-- Directions for this task --
Pull every line containing the word "name" from the records.

-- Information provided --
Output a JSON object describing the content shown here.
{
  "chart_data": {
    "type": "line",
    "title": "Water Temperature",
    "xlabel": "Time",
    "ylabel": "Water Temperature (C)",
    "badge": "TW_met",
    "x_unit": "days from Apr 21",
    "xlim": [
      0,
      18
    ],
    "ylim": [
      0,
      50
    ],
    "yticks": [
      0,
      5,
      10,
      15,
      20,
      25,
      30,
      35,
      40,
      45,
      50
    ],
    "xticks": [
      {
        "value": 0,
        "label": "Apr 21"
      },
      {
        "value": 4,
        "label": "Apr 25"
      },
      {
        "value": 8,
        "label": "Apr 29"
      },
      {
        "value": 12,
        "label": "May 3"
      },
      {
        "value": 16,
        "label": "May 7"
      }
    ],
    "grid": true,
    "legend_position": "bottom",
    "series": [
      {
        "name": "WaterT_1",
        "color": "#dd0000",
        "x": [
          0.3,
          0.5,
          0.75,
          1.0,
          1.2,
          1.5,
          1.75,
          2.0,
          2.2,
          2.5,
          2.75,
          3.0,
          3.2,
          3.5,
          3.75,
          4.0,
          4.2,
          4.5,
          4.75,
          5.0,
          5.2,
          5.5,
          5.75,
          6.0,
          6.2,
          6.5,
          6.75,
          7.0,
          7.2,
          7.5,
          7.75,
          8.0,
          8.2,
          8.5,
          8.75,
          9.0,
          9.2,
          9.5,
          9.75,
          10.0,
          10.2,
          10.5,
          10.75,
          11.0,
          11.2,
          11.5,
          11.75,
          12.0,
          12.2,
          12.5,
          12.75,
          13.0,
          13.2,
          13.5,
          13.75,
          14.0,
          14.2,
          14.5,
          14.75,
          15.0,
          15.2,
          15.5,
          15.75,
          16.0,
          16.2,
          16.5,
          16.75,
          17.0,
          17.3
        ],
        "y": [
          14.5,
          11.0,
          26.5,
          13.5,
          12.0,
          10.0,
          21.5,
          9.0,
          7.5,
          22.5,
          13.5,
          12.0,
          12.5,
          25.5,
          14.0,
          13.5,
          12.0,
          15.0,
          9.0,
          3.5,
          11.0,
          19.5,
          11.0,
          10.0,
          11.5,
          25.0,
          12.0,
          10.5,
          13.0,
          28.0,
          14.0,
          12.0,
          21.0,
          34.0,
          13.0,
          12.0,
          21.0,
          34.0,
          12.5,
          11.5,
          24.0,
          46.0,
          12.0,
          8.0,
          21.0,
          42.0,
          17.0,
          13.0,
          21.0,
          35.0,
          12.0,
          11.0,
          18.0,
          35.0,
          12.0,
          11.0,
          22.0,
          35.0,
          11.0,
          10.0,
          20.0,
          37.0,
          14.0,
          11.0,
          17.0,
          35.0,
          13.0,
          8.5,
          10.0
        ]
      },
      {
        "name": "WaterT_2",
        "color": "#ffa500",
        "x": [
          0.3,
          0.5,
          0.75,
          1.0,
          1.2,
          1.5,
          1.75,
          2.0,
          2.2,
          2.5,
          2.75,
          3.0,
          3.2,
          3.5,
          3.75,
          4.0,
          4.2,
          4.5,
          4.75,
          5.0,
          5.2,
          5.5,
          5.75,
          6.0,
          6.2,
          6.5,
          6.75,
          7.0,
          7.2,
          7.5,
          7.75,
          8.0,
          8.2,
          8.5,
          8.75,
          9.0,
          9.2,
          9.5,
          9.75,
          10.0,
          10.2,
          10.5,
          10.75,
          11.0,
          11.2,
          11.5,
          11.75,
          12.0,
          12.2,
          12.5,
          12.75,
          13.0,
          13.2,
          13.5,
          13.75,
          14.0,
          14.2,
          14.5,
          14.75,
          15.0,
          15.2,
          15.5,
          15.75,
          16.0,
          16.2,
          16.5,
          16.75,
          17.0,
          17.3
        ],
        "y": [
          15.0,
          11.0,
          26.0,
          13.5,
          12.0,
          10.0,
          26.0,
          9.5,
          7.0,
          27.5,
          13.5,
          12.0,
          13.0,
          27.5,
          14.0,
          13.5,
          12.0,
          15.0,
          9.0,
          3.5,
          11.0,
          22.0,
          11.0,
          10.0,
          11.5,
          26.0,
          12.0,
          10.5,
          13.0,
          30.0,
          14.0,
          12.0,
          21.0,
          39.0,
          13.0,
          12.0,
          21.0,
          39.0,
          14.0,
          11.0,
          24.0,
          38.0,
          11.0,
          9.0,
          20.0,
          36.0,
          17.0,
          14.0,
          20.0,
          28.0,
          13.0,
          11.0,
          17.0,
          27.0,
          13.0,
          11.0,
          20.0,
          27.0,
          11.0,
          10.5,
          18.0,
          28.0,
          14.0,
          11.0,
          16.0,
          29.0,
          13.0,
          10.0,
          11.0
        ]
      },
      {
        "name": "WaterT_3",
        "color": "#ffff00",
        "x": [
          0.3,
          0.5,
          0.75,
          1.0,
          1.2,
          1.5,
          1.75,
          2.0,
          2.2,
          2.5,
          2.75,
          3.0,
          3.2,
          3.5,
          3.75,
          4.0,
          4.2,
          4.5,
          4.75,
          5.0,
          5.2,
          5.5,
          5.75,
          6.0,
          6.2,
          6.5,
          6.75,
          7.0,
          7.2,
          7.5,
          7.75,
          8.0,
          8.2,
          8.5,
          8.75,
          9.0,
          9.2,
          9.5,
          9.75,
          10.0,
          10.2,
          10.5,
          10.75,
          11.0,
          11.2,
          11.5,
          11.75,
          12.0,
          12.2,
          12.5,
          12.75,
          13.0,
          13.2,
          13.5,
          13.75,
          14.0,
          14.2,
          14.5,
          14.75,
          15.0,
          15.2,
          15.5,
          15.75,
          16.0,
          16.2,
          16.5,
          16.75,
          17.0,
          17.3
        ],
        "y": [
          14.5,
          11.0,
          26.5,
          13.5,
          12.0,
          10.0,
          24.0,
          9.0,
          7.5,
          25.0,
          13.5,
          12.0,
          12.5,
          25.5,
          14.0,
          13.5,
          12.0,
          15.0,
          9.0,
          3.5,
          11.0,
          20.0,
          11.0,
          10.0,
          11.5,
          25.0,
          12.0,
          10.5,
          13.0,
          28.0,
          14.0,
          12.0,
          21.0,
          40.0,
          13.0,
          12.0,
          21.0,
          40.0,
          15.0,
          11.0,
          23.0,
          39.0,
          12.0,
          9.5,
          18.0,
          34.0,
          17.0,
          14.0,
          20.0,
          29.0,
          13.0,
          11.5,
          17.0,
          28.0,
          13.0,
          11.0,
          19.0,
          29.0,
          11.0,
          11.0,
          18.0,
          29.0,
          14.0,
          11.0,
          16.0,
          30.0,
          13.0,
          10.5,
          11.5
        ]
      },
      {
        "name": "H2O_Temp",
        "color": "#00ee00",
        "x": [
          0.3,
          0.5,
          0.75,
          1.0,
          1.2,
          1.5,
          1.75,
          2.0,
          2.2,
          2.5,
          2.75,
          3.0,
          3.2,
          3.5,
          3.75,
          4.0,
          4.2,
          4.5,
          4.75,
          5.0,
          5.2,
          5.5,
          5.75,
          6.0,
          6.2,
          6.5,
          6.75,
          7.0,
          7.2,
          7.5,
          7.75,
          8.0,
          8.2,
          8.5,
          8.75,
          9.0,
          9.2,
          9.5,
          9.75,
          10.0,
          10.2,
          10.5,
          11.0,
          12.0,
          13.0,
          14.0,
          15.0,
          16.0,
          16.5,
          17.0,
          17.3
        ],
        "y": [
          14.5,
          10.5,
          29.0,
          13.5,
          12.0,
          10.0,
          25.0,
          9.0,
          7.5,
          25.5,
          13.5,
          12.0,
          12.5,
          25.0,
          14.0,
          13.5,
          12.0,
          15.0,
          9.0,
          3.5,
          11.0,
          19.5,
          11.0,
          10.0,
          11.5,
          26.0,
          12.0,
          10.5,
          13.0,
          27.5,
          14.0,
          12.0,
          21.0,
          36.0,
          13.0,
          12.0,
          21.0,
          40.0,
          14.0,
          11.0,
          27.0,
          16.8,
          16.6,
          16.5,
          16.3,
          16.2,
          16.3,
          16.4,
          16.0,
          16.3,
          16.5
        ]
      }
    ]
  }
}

...

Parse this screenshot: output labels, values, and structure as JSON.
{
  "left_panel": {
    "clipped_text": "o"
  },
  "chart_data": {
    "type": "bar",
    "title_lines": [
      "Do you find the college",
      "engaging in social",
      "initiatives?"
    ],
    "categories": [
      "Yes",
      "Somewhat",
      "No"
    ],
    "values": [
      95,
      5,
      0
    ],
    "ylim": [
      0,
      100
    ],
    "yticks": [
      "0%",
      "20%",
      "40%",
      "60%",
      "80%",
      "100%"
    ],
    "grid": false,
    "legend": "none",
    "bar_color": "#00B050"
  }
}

-- Output of the task --
        "name": "WaterT_1",
        "name": "WaterT_2",
        "name": "WaterT_3",
        "name": "H2O_Temp",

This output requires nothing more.